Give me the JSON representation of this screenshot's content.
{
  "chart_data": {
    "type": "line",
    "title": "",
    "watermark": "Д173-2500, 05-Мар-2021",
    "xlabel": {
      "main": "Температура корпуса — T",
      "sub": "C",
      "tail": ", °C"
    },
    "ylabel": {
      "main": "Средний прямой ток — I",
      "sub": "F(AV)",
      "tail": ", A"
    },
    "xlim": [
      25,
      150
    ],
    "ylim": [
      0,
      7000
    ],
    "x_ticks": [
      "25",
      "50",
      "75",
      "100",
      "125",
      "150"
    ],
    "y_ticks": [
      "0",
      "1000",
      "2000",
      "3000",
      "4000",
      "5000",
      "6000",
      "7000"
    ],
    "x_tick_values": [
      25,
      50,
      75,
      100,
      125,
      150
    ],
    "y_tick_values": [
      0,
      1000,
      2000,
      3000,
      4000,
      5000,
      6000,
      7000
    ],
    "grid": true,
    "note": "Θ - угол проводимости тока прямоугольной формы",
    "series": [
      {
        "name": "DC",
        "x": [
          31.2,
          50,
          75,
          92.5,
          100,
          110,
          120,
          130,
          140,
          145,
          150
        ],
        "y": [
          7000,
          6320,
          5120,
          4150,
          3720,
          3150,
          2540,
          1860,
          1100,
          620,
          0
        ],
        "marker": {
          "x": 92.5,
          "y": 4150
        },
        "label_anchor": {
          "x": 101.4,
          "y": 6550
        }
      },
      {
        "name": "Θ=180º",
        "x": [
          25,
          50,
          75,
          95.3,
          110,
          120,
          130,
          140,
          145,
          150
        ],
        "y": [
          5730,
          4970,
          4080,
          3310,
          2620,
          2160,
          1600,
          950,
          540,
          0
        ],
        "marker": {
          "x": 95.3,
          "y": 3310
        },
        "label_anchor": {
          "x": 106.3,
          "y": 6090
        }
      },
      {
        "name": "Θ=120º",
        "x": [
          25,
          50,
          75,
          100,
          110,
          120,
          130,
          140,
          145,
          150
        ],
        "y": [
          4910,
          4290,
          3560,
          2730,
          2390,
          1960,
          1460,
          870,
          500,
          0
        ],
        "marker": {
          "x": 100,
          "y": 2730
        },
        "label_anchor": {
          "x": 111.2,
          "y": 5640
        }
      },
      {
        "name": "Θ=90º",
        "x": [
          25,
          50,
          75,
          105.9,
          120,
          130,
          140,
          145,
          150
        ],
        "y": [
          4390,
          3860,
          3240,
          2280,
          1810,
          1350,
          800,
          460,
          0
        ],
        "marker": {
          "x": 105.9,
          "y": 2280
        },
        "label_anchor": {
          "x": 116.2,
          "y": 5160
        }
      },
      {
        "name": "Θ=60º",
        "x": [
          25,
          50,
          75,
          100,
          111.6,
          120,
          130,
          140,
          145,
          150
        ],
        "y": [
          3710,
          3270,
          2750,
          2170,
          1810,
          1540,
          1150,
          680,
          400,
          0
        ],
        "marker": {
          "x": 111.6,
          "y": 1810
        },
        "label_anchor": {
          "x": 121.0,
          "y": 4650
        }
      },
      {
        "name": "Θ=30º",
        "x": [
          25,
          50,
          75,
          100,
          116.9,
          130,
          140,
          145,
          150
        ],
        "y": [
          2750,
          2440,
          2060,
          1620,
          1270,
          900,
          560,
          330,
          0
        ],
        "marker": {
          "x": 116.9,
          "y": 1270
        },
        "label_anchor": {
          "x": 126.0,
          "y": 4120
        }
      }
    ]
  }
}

=======

Write out all the lines again, exactly as they are.

> Response for this exercise:
Give me the JSON representation of this screenshot's content.
{
  "chart_data": {
    "type": "line",
    "title": "",
    "watermark": "Д173-2500, 05-Мар-2021",
    "xlabel": {
      "main": "Температура корпуса — T",
      "sub": "C",
      "tail": ", °C"
    },
    "ylabel": {
      "main": "Средний прямой ток — I",
      "sub": "F(AV)",
      "tail": ", A"
    },
    "xlim": [
      25,
      150
    ],
    "ylim": [
      0,
      7000
    ],
    "x_ticks": [
      "25",
      "50",
      "75",
      "100",
      "125",
      "150"
    ],
    "y_ticks": [
      "0",
      "1000",
      "2000",
      "3000",
      "4000",
      "5000",
      "6000",
      "7000"
    ],
    "x_tick_values": [
      25,
      50,
      75,
      100,
      125,
      150
    ],
    "y_tick_values": [
      0,
      1000,
      2000,
      3000,
      4000,
      5000,
      6000,
      7000
    ],
    "grid": true,
    "note": "Θ - угол проводимости тока прямоугольной формы",
    "series": [
      {
        "name": "DC",
        "x": [
          31.2,
          50,
          75,
          92.5,
          100,
          110,
          120,
          130,
          140,
          145,
          150
        ],
        "y": [
          7000,
          6320,
          5120,
          4150,
          3720,
          3150,
          2540,
          1860,
          1100,
          620,
          0
        ],
        "marker": {
          "x": 92.5,
          "y": 4150
        },
        "label_anchor": {
          "x": 101.4,
          "y": 6550
        }
      },
      {
        "name": "Θ=180º",
        "x": [
          25,
          50,
          75,
          95.3,
          110,
          120,
          130,
          140,
          145,
          150
        ],
        "y": [
          5730,
          4970,
          4080,
          3310,
          2620,
          2160,
          1600,
          950,
          540,
          0
        ],
        "marker": {
          "x": 95.3,
          "y": 3310
        },
        "label_anchor": {
          "x": 106.3,
          "y": 6090
        }
      },
      {
        "name": "Θ=120º",
        "x": [
          25,
          50,
          75,
          100,
          110,
          120,
          130,
          140,
          145,
          150
        ],
        "y": [
          4910,
          4290,
          3560,
          2730,
          2390,
          1960,
          1460,
          870,
          500,
          0
        ],
        "marker": {
          "x": 100,
          "y": 2730
        },
        "label_anchor": {
          "x": 111.2,
          "y": 5640
        }
      },
      {
        "name": "Θ=90º",
        "x": [
          25,
          50,
          75,
          105.9,
          120,
          130,
          140,
          145,
          150
        ],
        "y": [
          4390,
          3860,
          3240,
          2280,
          1810,
          1350,
          800,
          460,
          0
        ],
        "marker": {
          "x": 105.9,
          "y": 2280
        },
        "label_anchor": {
          "x": 116.2,
          "y": 5160
        }
      },
      {
        "name": "Θ=60º",
        "x": [
          25,
          50,
          75,
          100,
          111.6,
          120,
          130,
          140,
          145,
          150
        ],
        "y": [
          3710,
          3270,
          2750,
          2170,
          1810,
          1540,
          1150,
          680,
          400,
          0
        ],
        "marker": {
          "x": 111.6,
          "y": 1810
        },
        "label_anchor": {
          "x": 121.0,
          "y": 4650
        }
      },
      {
        "name": "Θ=30º",
        "x": [
          25,
          50,
          75,
          100,
          116.9,
          130,
          140,
          145,
          150
        ],
        "y": [
          2750,
          2440,
          2060,
          1620,
          1270,
          900,
          560,
          330,
          0
        ],
        "marker": {
          "x": 116.9,
          "y": 1270
        },
        "label_anchor": {
          "x": 126.0,
          "y": 4120
        }
      }
    ]
  }
}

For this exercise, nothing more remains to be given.